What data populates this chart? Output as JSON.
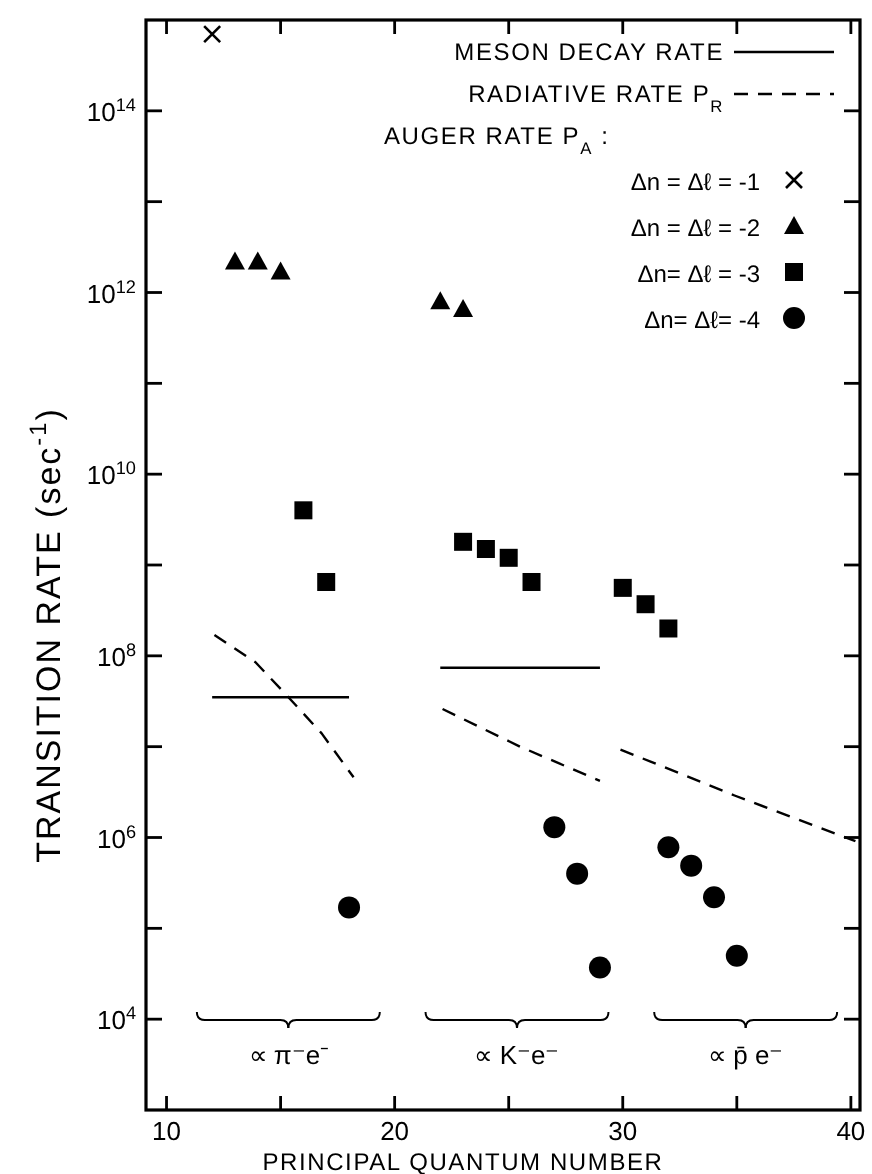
{
  "chart_data": {
    "type": "scatter",
    "xlabel": "PRINCIPAL QUANTUM NUMBER",
    "ylabel": "TRANSITION RATE  (sec$^{-1}$)",
    "legend_title": "AUGER RATE P$_{A}$ :",
    "legend": "top right",
    "log": "y",
    "grid": false,
    "xlim": [
      9.1,
      40.4
    ],
    "xticks": [
      10,
      {
        "value": 15,
        "label": null
      },
      20,
      {
        "value": 25,
        "label": null
      },
      30,
      {
        "value": 35,
        "label": null
      },
      40
    ],
    "ylim": [
      1000.0,
      1000000000000000.0
    ],
    "yticks": [
      {
        "value": 10000.0,
        "label": "10$^{4}$"
      },
      {
        "value": 100000.0,
        "label": null
      },
      {
        "value": 1000000.0,
        "label": "10$^{6}$"
      },
      {
        "value": 10000000.0,
        "label": null
      },
      {
        "value": 100000000.0,
        "label": "10$^{8}$"
      },
      {
        "value": 1000000000.0,
        "label": null
      },
      {
        "value": 10000000000.0,
        "label": "10$^{10}$"
      },
      {
        "value": 100000000000.0,
        "label": null
      },
      {
        "value": 1000000000000.0,
        "label": "10$^{12}$"
      },
      {
        "value": 10000000000000.0,
        "label": null
      },
      {
        "value": 100000000000000.0,
        "label": "10$^{14}$"
      }
    ],
    "annotations": [
      "∝ π⁻e⁻",
      "∝ K⁻e⁻",
      "∝ p̄ e⁻"
    ],
    "series": [
      {
        "name": "MESON DECAY RATE",
        "type": "line",
        "line_style": "solid",
        "marker": "none",
        "color": "#000000",
        "x": [
          12,
          18
        ],
        "values": [
          35000000.0,
          35000000.0
        ]
      },
      {
        "name": "RADIATIVE RATE P$_{R}$",
        "type": "line",
        "line_style": "dashed",
        "marker": "none",
        "color": "#000000",
        "x": [
          12.1,
          13.9,
          15.3,
          16.8,
          18.2
        ],
        "values": [
          170000000.0,
          85000000.0,
          36000000.0,
          14000000.0,
          4600000.0
        ]
      },
      {
        "type": "line",
        "line_style": "solid",
        "marker": "none",
        "color": "#000000",
        "x": [
          22,
          29
        ],
        "values": [
          74000000.0,
          74000000.0
        ]
      },
      {
        "type": "line",
        "line_style": "dashed",
        "marker": "none",
        "color": "#000000",
        "x": [
          22.1,
          25.5,
          29
        ],
        "values": [
          26000000.0,
          10000000.0,
          4200000.0
        ]
      },
      {
        "type": "line",
        "line_style": "dashed",
        "marker": "none",
        "color": "#000000",
        "x": [
          29.9,
          34.9,
          40.2
        ],
        "values": [
          9300000.0,
          2900000.0,
          910000.0
        ]
      },
      {
        "name": "Δn = Δℓ = -1",
        "type": "scatter",
        "marker": "cross",
        "color": "#000000",
        "x": [
          12
        ],
        "values": [
          700000000000000.0
        ]
      },
      {
        "name": "Δn = Δℓ = -2",
        "type": "scatter",
        "marker": "triangle",
        "color": "#000000",
        "x": [
          13,
          14,
          15,
          22,
          23
        ],
        "values": [
          2200000000000.0,
          2200000000000.0,
          1700000000000.0,
          800000000000.0,
          660000000000.0
        ]
      },
      {
        "name": "Δn= Δℓ = -3",
        "type": "scatter",
        "marker": "square",
        "color": "#000000",
        "x": [
          16,
          17,
          23,
          24,
          25,
          26,
          30,
          31,
          32
        ],
        "values": [
          4000000000.0,
          650000000.0,
          1800000000.0,
          1500000000.0,
          1200000000.0,
          650000000.0,
          560000000.0,
          370000000.0,
          200000000.0
        ]
      },
      {
        "name": "Δn= Δℓ= -4",
        "type": "scatter",
        "marker": "circle",
        "color": "#000000",
        "x": [
          18,
          27,
          28,
          29,
          32,
          33,
          34,
          35
        ],
        "values": [
          170000.0,
          1300000.0,
          400000.0,
          37000.0,
          780000.0,
          490000.0,
          220000.0,
          50000.0
        ]
      }
    ]
  }
}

# # #

THE REQUEST: Go through the entries above and copy every line containing "RATE".

OUTPUT:
    "ylabel": "TRANSITION RATE  (sec$^{-1}$)",
    "legend_title": "AUGER RATE P$_{A}$ :",
        "name": "MESON DECAY RATE",
        "name": "RADIATIVE RATE P$_{R}$",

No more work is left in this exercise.